In the paper summary, what is everything from "Assign commit timestamps" down to "dependency (although conservatively)." with "commit timestamps" swapped out for "commit sequence numbers"?

» **Extract**:

┄┄┄┄┄┄┄┄┄┄

SPHT: Scalable Persistent Hardware Transactions

- Hide Paper Summary

Paper Title: SPHT: Scalable Persistent Hardware Transactions
Link: https://www.usenix.org/system/files/fast21-castro.pdf
Year: FAST 2021
Keyword: NVM; SPHT; HTM

Back

Highlight:

Transactions only work on a shadowed working set on volatile memory, writing redo logs, while NVM image is only updated by log replay threads. This is a form of “shadowing + redo” where no write ordering is required since data evicted from the cache will not pollute the NVM image anyway. This is particularly good for HTM execution, since no eviction is needed as a result of no write ordering. There are lots of variants of this. One is object-level shadow, meaning that an object is copied to the volatile DRAM when first time opened, and stayed in the DRAM even after transaction commit. Another variant is hardware extension where a DRAM buffer is put between NVM and LLC. Memory changes are absorbed by the DRAM buffer while logs are directly persisted to the NVM. This paper implements shadowing + redo using mmap’s CoW option such that when an NVM page is first time written by a transaction, it will be CoW’ed to the volatile memory.
Assign commit timestamps to transactions, establishing total ordering between transactions, and enforce the total ordering during commit by letting transactions wait for smaller numbered transactions to complete writing its log before it returns. This ensures that is the current transaction is restored, then smaller numbered transactions must also be restored, preserving dependency (although conservatively).
Use log chaining to avoid sorting the log from several log buffers. Although the overhead is constant, the extra constant factor is still non-negligible when the number of threads (i.e., number of log buffers) is large.

Comments:

I don’t get why do you need a global commit mark (pmarker in the paper)? I understand that it represents current global progress, i.e., at which point is recovery guaranteed, which can be used for recovery (everything within this point is recoverable, and anything beyond is discarded). But this is really just unnecessary. Just let each transaction write a commit mark at the end of its redo log, after the loop-wait completes (i.e., after smaller numbered transactions have written their commit marks). Also let transactions only advertise themselves as fully committed after writing this mark. This way, we do not even need a global pmark, and instead, each transaction just commits in a distributed manner. Also the paper did not mention how pmark is used during recovery.

┄┄┄┄┄┄┄┄┄┄

» **Source data**:
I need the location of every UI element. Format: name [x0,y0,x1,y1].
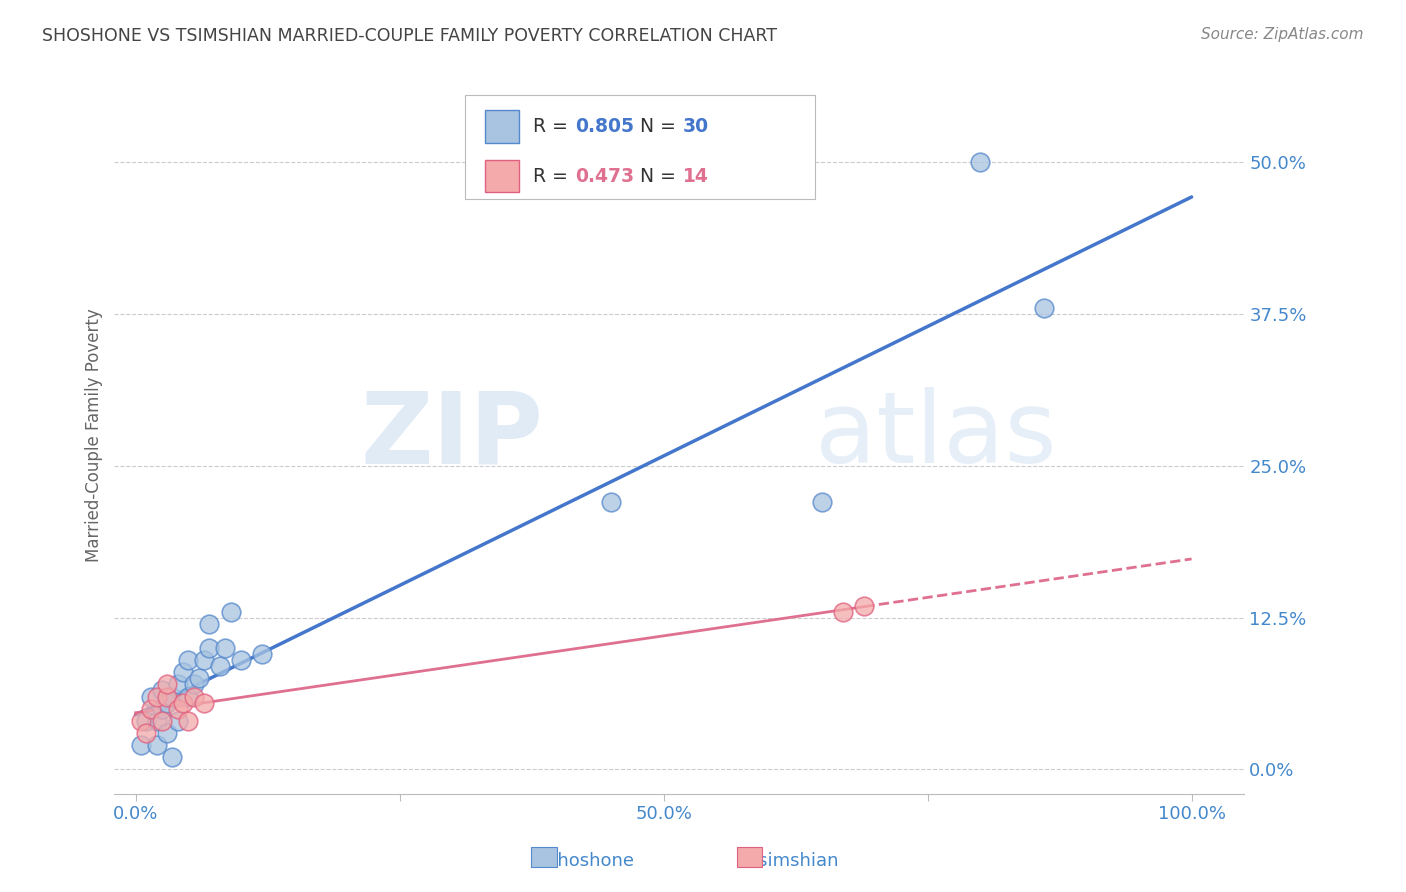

┄┄┄┄┄┄┄┄┄┄

» **Written response**:
Assign commit sequence numbers to transactions, establishing total ordering between transactions, and enforce the total ordering during commit by letting transactions wait for smaller numbered transactions to complete writing its log before it returns. This ensures that is the current transaction is restored, then smaller numbered transactions must also be restored, preserving dependency (although conservatively).